### What you will do
Print all of the data exactly as written.

### Data entries
━━━━━━━━━━━━━━━━━━━━

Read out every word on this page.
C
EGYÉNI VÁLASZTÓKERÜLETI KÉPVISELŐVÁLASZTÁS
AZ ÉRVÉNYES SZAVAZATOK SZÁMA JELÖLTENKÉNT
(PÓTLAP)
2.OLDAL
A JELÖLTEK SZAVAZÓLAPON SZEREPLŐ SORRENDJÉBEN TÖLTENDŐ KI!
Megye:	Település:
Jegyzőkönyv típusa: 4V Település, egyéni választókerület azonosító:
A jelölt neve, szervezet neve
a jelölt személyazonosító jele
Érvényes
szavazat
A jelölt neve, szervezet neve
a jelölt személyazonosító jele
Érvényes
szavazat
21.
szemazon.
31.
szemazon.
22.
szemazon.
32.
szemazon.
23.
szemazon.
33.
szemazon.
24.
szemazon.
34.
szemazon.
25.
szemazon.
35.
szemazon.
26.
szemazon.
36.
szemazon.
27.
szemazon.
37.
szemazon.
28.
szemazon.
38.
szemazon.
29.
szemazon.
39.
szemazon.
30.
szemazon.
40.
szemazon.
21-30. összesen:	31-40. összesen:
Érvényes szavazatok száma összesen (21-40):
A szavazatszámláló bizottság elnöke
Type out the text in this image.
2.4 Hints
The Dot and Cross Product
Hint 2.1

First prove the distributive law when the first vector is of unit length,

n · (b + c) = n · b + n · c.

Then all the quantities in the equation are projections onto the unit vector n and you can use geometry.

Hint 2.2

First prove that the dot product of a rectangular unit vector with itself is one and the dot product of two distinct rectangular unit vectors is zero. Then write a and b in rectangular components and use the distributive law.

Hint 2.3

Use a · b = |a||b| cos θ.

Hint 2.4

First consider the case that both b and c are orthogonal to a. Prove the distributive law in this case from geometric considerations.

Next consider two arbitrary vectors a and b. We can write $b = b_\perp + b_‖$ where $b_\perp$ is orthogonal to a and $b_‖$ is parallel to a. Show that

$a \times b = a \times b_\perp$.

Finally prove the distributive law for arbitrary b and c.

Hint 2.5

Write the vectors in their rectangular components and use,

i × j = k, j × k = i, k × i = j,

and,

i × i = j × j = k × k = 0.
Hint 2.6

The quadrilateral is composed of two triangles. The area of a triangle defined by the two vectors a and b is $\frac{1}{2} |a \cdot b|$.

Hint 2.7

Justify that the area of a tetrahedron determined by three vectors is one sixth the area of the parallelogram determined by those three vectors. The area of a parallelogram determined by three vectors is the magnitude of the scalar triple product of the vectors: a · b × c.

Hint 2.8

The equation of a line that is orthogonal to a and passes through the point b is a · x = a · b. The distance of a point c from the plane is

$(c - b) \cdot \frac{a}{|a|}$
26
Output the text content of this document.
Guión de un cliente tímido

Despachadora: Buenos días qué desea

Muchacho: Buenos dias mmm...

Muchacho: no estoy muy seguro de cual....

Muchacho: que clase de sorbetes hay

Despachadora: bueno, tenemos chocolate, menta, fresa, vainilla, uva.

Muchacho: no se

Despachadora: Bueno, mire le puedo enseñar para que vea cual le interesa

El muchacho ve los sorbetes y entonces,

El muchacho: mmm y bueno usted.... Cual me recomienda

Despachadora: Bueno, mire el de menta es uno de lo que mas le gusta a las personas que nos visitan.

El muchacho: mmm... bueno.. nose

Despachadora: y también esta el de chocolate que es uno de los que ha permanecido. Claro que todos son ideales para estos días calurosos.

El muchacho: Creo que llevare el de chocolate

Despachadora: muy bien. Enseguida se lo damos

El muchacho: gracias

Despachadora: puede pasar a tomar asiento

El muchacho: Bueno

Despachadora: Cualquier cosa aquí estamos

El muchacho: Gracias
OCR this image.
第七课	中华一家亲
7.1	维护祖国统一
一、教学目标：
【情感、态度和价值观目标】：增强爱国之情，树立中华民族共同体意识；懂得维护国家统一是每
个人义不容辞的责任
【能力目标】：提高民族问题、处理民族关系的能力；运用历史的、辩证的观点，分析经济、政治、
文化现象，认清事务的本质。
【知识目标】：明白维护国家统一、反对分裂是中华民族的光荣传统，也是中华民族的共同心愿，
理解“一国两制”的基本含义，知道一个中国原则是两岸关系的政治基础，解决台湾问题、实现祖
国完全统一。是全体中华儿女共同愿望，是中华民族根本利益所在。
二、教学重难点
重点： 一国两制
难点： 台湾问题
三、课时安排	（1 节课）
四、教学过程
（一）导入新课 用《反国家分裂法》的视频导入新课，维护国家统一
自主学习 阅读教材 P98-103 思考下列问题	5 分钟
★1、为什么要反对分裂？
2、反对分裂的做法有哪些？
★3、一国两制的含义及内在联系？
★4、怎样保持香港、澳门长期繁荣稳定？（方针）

━━━━━━━━━━━━━━━━━━━━

### Solution for this problem
Read out every word on this page.
C
EGYÉNI VÁLASZTÓKERÜLETI KÉPVISELŐVÁLASZTÁS
AZ ÉRVÉNYES SZAVAZATOK SZÁMA JELÖLTENKÉNT
(PÓTLAP)
2.OLDAL
A JELÖLTEK SZAVAZÓLAPON SZEREPLŐ SORRENDJÉBEN TÖLTENDŐ KI!
Megye:	Település:
Jegyzőkönyv típusa: 4V Település, egyéni választókerület azonosító:
A jelölt neve, szervezet neve
a jelölt személyazonosító jele
Érvényes
szavazat
A jelölt neve, szervezet neve
a jelölt személyazonosító jele
Érvényes
szavazat
21.
szemazon.
31.
szemazon.
22.
szemazon.
32.
szemazon.
23.
szemazon.
33.
szemazon.
24.
szemazon.
34.
szemazon.
25.
szemazon.
35.
szemazon.
26.
szemazon.
36.
szemazon.
27.
szemazon.
37.
szemazon.
28.
szemazon.
38.
szemazon.
29.
szemazon.
39.
szemazon.
30.
szemazon.
40.
szemazon.
21-30. összesen:	31-40. összesen:
Érvényes szavazatok száma összesen (21-40):
A szavazatszámláló bizottság elnöke
Type out the text in this image.
2.4 Hints
The Dot and Cross Product
Hint 2.1

First prove the distributive law when the first vector is of unit length,

n · (b + c) = n · b + n · c.

Then all the quantities in the equation are projections onto the unit vector n and you can use geometry.

Hint 2.2

First prove that the dot product of a rectangular unit vector with itself is one and the dot product of two distinct rectangular unit vectors is zero. Then write a and b in rectangular components and use the distributive law.

Hint 2.3

Use a · b = |a||b| cos θ.

Hint 2.4

First consider the case that both b and c are orthogonal to a. Prove the distributive law in this case from geometric considerations.

Next consider two arbitrary vectors a and b. We can write $b = b_\perp + b_‖$ where $b_\perp$ is orthogonal to a and $b_‖$ is parallel to a. Show that

$a \times b = a \times b_\perp$.

Finally prove the distributive law for arbitrary b and c.

Hint 2.5

Write the vectors in their rectangular components and use,

i × j = k, j × k = i, k × i = j,

and,

i × i = j × j = k × k = 0.
Hint 2.6

The quadrilateral is composed of two triangles. The area of a triangle defined by the two vectors a and b is $\frac{1}{2} |a \cdot b|$.

Hint 2.7

Justify that the area of a tetrahedron determined by three vectors is one sixth the area of the parallelogram determined by those three vectors. The area of a parallelogram determined by three vectors is the magnitude of the scalar triple product of the vectors: a · b × c.

Hint 2.8

The equation of a line that is orthogonal to a and passes through the point b is a · x = a · b. The distance of a point c from the plane is

$(c - b) \cdot \frac{a}{|a|}$
26
Output the text content of this document.
Guión de un cliente tímido

Despachadora: Buenos días qué desea

Muchacho: Buenos dias mmm...

Muchacho: no estoy muy seguro de cual....

Muchacho: que clase de sorbetes hay

Despachadora: bueno, tenemos chocolate, menta, fresa, vainilla, uva.

Muchacho: no se

Despachadora: Bueno, mire le puedo enseñar para que vea cual le interesa

El muchacho ve los sorbetes y entonces,

El muchacho: mmm y bueno usted.... Cual me recomienda

Despachadora: Bueno, mire el de menta es uno de lo que mas le gusta a las personas que nos visitan.

El muchacho: mmm... bueno.. nose

Despachadora: y también esta el de chocolate que es uno de los que ha permanecido. Claro que todos son ideales para estos días calurosos.

El muchacho: Creo que llevare el de chocolate

Despachadora: muy bien. Enseguida se lo damos

El muchacho: gracias

Despachadora: puede pasar a tomar asiento

El muchacho: Bueno

Despachadora: Cualquier cosa aquí estamos

El muchacho: Gracias
OCR this image.
第七课	中华一家亲
7.1	维护祖国统一
一、教学目标：
【情感、态度和价值观目标】：增强爱国之情，树立中华民族共同体意识；懂得维护国家统一是每
个人义不容辞的责任
【能力目标】：提高民族问题、处理民族关系的能力；运用历史的、辩证的观点，分析经济、政治、
文化现象，认清事务的本质。
【知识目标】：明白维护国家统一、反对分裂是中华民族的光荣传统，也是中华民族的共同心愿，
理解“一国两制”的基本含义，知道一个中国原则是两岸关系的政治基础，解决台湾问题、实现祖
国完全统一。是全体中华儿女共同愿望，是中华民族根本利益所在。
二、教学重难点
重点： 一国两制
难点： 台湾问题
三、课时安排	（1 节课）
四、教学过程
（一）导入新课 用《反国家分裂法》的视频导入新课，维护国家统一
自主学习 阅读教材 P98-103 思考下列问题	5 分钟
★1、为什么要反对分裂？
2、反对分裂的做法有哪些？
★3、一国两制的含义及内在联系？
★4、怎样保持香港、澳门长期繁荣稳定？（方针）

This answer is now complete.